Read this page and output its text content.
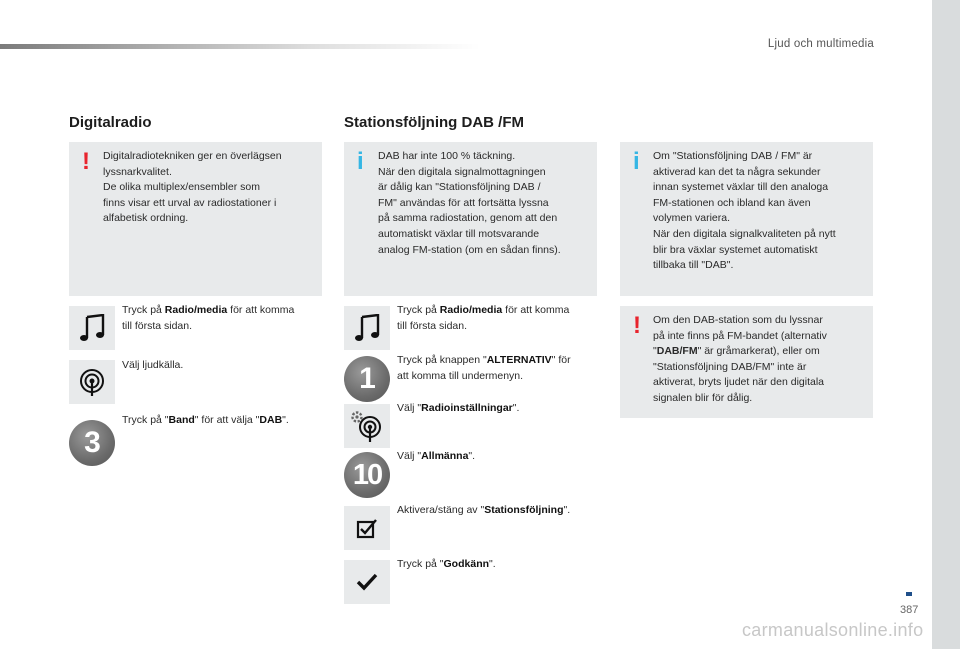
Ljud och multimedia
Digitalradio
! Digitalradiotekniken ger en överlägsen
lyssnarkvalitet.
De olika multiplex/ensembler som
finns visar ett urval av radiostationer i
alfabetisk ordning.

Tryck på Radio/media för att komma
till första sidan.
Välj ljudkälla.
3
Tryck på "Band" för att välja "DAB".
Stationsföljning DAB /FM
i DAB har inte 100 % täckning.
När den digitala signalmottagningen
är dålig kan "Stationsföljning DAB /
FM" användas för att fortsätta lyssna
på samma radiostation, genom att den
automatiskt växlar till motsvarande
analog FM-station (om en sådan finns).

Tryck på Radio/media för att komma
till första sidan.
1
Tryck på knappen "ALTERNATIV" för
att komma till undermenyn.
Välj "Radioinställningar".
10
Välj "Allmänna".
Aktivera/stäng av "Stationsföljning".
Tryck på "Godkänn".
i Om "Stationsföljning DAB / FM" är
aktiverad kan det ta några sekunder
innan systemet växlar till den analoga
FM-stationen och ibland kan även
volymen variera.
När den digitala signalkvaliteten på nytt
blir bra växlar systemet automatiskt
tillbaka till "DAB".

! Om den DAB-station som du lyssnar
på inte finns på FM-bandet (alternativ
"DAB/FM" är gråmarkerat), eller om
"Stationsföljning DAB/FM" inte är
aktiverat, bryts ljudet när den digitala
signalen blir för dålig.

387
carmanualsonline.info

* * * * * * * * *

* Exercise directions *
Although the records contain pictures, the copy should consist of their text alone, reproduced exactly.

* Response to this task *
Read this page and output its text content.
Ljud och multimedia
Digitalradio
! Digitalradiotekniken ger en överlägsen
lyssnarkvalitet.
De olika multiplex/ensembler som
finns visar ett urval av radiostationer i
alfabetisk ordning.

Tryck på Radio/media för att komma
till första sidan.
Välj ljudkälla.
3
Tryck på "Band" för att välja "DAB".
Stationsföljning DAB /FM
i DAB har inte 100 % täckning.
När den digitala signalmottagningen
är dålig kan "Stationsföljning DAB /
FM" användas för att fortsätta lyssna
på samma radiostation, genom att den
automatiskt växlar till motsvarande
analog FM-station (om en sådan finns).

Tryck på Radio/media för att komma
till första sidan.
1
Tryck på knappen "ALTERNATIV" för
att komma till undermenyn.
Välj "Radioinställningar".
10
Välj "Allmänna".
Aktivera/stäng av "Stationsföljning".
Tryck på "Godkänn".
i Om "Stationsföljning DAB / FM" är
aktiverad kan det ta några sekunder
innan systemet växlar till den analoga
FM-stationen och ibland kan även
volymen variera.
När den digitala signalkvaliteten på nytt
blir bra växlar systemet automatiskt
tillbaka till "DAB".

! Om den DAB-station som du lyssnar
på inte finns på FM-bandet (alternativ
"DAB/FM" är gråmarkerat), eller om
"Stationsföljning DAB/FM" inte är
aktiverat, bryts ljudet när den digitala
signalen blir för dålig.

387
carmanualsonline.info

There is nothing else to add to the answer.